== Exercise ==
Copy, from the listing, every line in which the string "this" is present.

== Given data ==
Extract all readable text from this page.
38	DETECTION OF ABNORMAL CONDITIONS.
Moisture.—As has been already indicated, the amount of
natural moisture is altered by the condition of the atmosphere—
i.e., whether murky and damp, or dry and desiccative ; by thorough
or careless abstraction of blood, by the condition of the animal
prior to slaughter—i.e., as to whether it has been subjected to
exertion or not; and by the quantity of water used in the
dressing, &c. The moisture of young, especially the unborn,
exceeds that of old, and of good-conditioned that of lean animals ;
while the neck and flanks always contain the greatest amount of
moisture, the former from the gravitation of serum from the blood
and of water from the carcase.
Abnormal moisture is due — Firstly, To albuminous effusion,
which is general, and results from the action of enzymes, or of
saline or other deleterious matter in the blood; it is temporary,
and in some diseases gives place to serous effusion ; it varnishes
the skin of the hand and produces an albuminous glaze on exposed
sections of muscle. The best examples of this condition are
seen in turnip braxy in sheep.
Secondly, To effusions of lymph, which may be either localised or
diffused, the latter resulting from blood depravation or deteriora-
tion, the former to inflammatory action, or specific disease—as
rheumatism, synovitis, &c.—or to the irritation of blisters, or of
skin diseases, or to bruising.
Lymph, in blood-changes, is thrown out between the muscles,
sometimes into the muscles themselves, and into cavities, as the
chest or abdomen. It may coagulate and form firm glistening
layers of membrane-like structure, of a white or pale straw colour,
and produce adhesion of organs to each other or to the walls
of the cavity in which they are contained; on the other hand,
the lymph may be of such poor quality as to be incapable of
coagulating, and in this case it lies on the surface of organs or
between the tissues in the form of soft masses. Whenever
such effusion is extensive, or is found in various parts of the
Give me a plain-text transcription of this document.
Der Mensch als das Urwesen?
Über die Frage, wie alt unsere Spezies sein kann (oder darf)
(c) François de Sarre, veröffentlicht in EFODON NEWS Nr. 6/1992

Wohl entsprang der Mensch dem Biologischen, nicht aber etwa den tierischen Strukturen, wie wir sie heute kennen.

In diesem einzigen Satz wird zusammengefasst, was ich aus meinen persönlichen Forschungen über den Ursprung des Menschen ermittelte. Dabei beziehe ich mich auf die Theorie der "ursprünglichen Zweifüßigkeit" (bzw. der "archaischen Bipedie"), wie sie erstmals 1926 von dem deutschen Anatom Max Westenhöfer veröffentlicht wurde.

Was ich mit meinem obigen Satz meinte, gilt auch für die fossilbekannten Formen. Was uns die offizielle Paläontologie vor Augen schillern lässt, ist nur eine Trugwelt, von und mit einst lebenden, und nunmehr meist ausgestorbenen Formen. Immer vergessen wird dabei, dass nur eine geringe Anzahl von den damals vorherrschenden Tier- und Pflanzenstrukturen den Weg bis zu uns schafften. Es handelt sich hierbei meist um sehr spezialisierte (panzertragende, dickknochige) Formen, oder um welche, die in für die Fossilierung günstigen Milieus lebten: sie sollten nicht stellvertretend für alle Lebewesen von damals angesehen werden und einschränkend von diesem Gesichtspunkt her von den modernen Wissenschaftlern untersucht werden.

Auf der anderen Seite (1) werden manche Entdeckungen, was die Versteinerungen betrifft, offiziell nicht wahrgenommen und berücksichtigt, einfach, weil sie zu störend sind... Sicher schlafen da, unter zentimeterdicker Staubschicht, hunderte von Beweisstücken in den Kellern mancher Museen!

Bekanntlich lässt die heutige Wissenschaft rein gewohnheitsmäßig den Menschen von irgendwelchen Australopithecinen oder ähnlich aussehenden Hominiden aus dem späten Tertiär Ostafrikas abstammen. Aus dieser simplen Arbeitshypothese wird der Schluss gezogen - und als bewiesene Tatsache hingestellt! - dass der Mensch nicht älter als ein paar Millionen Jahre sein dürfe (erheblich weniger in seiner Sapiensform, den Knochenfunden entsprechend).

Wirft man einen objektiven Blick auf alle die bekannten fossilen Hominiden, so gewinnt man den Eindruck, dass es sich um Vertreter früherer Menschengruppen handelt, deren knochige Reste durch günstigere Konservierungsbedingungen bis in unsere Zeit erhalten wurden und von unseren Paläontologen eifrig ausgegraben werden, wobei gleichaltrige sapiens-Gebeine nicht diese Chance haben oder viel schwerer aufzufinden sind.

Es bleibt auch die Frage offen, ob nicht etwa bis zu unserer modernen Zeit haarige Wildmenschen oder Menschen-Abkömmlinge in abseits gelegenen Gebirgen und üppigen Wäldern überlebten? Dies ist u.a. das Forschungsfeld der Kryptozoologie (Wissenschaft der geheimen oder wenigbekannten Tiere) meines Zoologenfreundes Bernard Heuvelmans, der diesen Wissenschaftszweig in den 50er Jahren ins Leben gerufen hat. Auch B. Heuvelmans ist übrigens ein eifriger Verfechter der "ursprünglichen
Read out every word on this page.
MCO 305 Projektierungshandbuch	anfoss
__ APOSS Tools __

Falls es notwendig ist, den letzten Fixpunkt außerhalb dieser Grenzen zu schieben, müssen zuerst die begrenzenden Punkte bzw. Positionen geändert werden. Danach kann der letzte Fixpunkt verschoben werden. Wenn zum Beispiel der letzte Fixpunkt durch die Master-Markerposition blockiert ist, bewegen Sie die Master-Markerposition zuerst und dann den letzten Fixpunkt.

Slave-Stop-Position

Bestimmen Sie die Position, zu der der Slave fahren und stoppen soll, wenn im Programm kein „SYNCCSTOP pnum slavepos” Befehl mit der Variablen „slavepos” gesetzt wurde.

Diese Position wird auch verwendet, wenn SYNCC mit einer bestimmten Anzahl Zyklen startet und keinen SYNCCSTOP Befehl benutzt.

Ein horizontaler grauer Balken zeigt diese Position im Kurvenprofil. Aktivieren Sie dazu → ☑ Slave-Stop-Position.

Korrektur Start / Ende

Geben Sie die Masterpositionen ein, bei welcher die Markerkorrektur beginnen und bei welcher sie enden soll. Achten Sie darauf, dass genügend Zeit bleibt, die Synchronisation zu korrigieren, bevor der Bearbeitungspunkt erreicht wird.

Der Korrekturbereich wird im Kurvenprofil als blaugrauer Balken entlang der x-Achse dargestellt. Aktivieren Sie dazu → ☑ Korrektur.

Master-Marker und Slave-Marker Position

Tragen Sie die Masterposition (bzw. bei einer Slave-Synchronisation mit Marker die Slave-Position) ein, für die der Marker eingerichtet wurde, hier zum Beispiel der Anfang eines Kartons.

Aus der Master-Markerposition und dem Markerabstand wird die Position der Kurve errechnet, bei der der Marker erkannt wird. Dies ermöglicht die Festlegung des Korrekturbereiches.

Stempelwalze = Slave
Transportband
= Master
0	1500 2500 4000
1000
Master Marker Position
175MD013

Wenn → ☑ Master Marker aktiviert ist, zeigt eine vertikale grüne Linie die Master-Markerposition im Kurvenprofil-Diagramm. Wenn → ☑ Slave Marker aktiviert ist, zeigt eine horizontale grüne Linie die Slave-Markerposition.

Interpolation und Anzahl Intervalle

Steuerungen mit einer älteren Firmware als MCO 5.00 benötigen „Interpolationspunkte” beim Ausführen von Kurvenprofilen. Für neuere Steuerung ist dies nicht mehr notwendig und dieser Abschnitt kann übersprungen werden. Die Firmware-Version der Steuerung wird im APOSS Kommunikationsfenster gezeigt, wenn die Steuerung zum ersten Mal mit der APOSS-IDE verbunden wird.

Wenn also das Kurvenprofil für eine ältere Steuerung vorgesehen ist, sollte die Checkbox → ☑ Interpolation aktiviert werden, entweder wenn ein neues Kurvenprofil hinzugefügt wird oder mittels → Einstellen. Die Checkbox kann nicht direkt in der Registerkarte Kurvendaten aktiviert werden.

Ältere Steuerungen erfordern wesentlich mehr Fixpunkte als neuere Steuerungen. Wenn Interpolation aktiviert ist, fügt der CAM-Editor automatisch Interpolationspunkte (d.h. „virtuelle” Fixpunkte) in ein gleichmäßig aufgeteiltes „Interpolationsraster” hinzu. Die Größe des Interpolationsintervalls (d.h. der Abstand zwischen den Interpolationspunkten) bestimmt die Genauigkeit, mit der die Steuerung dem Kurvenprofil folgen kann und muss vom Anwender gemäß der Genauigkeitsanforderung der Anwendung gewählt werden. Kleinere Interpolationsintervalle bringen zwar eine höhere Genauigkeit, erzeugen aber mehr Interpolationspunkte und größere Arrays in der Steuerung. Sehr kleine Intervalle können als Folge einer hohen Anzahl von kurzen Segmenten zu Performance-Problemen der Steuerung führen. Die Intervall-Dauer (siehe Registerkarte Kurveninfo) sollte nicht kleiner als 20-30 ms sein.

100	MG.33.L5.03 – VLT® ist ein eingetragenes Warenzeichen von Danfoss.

== Solved exercise ==
Extract all readable text from this page.
sections of muscle. The best examples of this condition are
coagulating, and in this case it lies on the surface of organs or
Give me a plain-text transcription of this document.
Read out every word on this page.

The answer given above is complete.